* BEGIN Dataset content *
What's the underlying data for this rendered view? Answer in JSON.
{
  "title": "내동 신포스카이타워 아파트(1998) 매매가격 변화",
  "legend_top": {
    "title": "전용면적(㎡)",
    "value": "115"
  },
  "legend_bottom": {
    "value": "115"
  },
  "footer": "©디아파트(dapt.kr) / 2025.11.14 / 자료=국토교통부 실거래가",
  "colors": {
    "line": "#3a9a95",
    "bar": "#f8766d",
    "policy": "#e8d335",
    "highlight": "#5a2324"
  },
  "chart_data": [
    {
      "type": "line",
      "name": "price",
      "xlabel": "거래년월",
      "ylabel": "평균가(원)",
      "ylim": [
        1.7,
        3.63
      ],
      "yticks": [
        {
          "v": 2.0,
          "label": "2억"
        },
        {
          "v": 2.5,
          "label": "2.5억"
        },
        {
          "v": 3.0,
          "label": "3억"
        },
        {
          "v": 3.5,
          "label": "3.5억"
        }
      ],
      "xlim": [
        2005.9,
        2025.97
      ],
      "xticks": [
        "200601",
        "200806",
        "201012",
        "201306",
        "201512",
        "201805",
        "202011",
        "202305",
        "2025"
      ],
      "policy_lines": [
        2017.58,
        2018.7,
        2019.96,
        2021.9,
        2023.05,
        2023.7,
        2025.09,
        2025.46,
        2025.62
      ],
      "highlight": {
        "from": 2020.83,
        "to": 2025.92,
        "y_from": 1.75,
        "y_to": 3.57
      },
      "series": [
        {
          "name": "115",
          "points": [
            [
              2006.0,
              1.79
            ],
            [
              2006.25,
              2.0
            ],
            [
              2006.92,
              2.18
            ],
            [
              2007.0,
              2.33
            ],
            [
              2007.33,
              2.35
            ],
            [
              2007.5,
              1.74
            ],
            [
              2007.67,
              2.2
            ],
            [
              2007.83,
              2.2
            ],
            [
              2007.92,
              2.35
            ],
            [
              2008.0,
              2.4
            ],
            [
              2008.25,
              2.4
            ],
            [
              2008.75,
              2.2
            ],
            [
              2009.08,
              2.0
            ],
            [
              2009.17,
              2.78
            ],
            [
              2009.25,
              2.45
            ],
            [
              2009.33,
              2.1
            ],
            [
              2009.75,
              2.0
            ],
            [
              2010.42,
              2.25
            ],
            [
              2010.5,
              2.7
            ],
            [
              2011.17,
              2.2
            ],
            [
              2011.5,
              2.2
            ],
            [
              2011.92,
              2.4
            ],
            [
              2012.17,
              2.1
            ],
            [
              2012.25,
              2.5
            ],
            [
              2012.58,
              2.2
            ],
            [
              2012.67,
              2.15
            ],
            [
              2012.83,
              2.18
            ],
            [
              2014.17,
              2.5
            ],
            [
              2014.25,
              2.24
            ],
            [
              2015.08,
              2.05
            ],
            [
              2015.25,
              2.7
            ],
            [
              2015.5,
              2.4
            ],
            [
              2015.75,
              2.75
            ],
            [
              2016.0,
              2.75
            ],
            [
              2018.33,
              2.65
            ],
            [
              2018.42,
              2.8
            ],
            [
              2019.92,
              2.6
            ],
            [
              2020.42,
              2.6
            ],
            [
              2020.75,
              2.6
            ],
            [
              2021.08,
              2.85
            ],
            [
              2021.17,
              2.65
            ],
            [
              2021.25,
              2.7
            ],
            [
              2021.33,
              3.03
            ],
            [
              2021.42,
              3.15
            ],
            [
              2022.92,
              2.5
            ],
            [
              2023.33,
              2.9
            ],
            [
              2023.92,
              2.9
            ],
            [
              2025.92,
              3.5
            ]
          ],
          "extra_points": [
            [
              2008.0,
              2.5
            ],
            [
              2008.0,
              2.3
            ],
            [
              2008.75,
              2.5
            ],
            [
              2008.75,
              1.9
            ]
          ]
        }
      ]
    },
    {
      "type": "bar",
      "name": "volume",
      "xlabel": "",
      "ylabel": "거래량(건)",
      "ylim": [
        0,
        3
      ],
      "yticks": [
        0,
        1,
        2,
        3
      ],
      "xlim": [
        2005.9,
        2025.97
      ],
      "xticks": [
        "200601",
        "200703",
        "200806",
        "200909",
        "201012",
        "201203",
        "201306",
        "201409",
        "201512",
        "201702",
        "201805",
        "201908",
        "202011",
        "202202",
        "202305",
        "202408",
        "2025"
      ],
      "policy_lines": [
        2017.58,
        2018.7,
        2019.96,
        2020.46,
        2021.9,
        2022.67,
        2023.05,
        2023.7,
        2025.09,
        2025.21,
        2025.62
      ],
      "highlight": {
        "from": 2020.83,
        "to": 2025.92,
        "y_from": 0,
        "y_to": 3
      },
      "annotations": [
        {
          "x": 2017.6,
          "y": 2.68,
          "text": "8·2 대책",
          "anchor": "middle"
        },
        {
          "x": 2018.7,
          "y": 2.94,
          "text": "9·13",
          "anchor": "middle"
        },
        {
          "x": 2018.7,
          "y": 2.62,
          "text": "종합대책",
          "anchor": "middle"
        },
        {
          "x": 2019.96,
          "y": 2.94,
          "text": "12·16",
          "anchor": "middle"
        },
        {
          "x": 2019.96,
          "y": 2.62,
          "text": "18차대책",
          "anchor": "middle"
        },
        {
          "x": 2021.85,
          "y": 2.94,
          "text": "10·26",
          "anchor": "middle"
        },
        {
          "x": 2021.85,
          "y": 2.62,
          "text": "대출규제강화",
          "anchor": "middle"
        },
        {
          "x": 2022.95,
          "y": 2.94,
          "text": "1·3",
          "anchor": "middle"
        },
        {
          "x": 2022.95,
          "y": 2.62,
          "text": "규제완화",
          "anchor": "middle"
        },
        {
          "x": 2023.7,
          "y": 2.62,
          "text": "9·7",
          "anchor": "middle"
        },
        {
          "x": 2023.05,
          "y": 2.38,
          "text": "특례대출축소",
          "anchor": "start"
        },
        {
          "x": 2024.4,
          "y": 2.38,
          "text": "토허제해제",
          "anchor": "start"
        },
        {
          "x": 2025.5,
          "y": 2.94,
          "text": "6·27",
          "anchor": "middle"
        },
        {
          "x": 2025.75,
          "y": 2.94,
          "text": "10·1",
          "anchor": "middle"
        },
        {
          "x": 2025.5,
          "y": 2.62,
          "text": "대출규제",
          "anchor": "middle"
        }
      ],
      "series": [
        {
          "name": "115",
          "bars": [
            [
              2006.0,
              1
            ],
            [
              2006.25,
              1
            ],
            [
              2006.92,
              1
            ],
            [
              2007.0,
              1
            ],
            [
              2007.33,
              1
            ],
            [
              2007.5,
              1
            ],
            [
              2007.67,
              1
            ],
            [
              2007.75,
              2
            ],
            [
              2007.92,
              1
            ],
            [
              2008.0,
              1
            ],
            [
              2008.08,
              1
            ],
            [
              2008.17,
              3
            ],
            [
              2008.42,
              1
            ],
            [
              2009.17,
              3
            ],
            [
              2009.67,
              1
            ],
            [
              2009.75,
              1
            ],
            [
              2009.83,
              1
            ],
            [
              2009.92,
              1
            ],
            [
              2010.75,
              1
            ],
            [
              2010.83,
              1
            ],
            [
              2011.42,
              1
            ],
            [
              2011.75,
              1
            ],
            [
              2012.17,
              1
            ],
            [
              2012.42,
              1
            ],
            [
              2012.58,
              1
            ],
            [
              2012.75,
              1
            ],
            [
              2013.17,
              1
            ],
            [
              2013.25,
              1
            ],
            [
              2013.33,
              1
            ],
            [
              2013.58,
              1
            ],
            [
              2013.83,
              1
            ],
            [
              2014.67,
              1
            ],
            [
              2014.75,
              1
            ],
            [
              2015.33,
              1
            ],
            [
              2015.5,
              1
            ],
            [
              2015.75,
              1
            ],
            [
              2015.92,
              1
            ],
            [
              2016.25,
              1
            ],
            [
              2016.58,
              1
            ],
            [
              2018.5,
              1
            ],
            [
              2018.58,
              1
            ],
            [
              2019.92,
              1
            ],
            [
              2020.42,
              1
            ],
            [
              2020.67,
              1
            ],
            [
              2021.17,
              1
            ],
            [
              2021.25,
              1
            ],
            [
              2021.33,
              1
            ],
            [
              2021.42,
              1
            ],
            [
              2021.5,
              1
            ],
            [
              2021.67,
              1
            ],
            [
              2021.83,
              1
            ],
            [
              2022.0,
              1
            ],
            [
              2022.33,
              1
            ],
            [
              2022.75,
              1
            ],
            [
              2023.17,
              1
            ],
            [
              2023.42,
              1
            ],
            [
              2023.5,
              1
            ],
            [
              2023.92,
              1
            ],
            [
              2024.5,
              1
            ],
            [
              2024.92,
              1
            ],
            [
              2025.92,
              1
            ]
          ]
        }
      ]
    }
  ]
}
* END Dataset content *
_Task objective_
From the material above, gather all lines that include the string "name" and copy them.

_Solved problem_
      "name": "price",
          "name": "115",
      "name": "volume",
          "name": "115",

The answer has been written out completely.